(Collected data)
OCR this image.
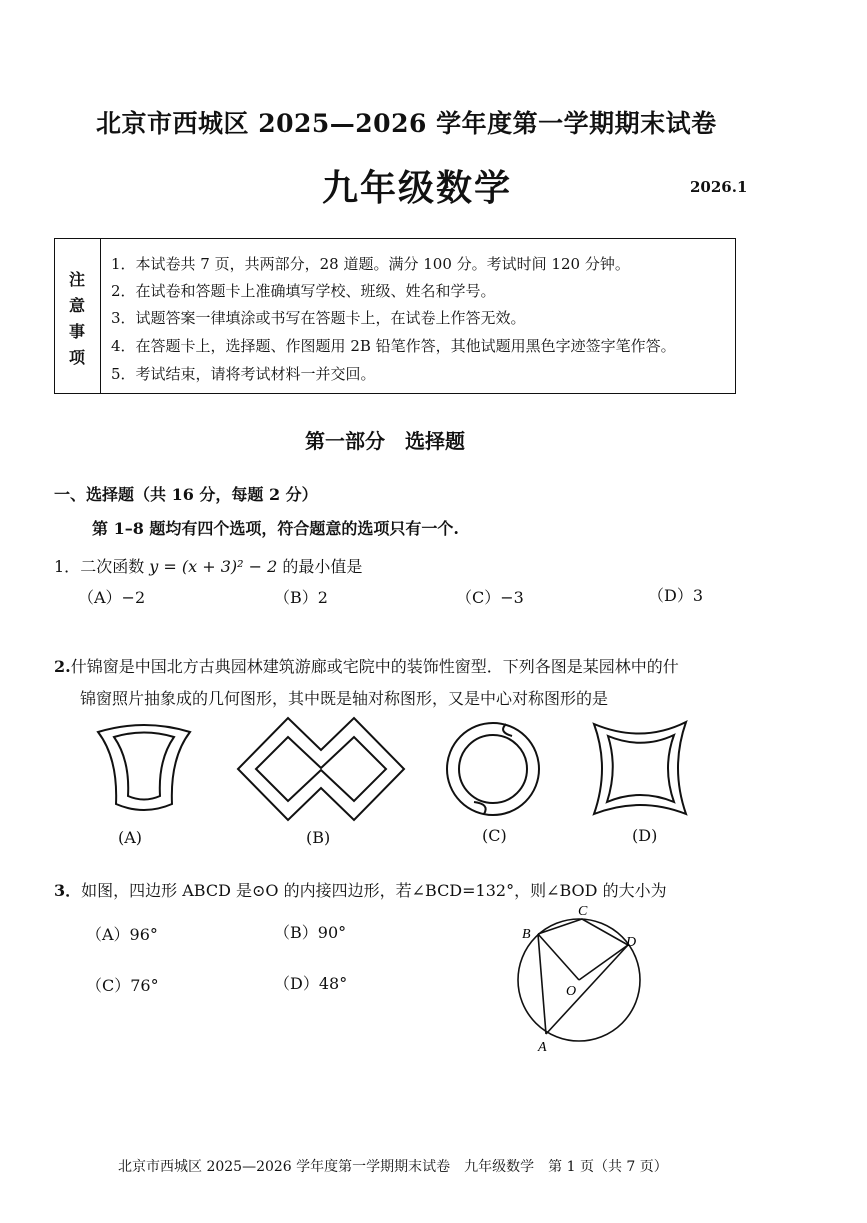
北京市西城区 2025—2026 学年度第一学期期末试卷
九年级数学	2026.1
注意事项
1．本试卷共 7 页，共两部分，28 道题。满分 100 分。考试时间 120 分钟。
2．在试卷和答题卡上准确填写学校、班级、姓名和学号。
3．试题答案一律填涂或书写在答题卡上，在试卷上作答无效。
4．在答题卡上，选择题、作图题用 2B 铅笔作答，其他试题用黑色字迹签字笔作答。
5．考试结束，请将考试材料一并交回。
第一部分　选择题
一、选择题（共 16 分，每题 2 分）
第 1–8 题均有四个选项，符合题意的选项只有一个.
1．二次函数 y = (x + 3)² − 2 的最小值是
（A）−2	（B）2	（C）−3	（D）3
2.什锦窗是中国北方古典园林建筑游廊或宅院中的装饰性窗型．下列各图是某园林中的什
锦窗照片抽象成的几何图形，其中既是轴对称图形，又是中心对称图形的是
(A)	(B)	(C)	(D)
3．如图，四边形 ABCD 是⊙O 的内接四边形，若∠BCD=132°，则∠BOD 的大小为
（A）96°	（B）90°
（C）76°	（D）48°
B
C
D
O
A
北京市西城区 2025—2026 学年度第一学期期末试卷　九年级数学　第 1 页（共 7 页）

▸ **Set problem**: Reproduce each record from above exactly; pictures do not belong in the copy.

▸ **Exercise answer**:
OCR this image.
北京市西城区 2025—2026 学年度第一学期期末试卷
九年级数学	2026.1
注意事项
1．本试卷共 7 页，共两部分，28 道题。满分 100 分。考试时间 120 分钟。
2．在试卷和答题卡上准确填写学校、班级、姓名和学号。
3．试题答案一律填涂或书写在答题卡上，在试卷上作答无效。
4．在答题卡上，选择题、作图题用 2B 铅笔作答，其他试题用黑色字迹签字笔作答。
5．考试结束，请将考试材料一并交回。
第一部分　选择题
一、选择题（共 16 分，每题 2 分）
第 1–8 题均有四个选项，符合题意的选项只有一个.
1．二次函数 y = (x + 3)² − 2 的最小值是
（A）−2	（B）2	（C）−3	（D）3
2.什锦窗是中国北方古典园林建筑游廊或宅院中的装饰性窗型．下列各图是某园林中的什
锦窗照片抽象成的几何图形，其中既是轴对称图形，又是中心对称图形的是
(A)	(B)	(C)	(D)
3．如图，四边形 ABCD 是⊙O 的内接四边形，若∠BCD=132°，则∠BOD 的大小为
（A）96°	（B）90°
（C）76°	（D）48°
B
C
D
O
A
北京市西城区 2025—2026 学年度第一学期期末试卷　九年级数学　第 1 页（共 7 页）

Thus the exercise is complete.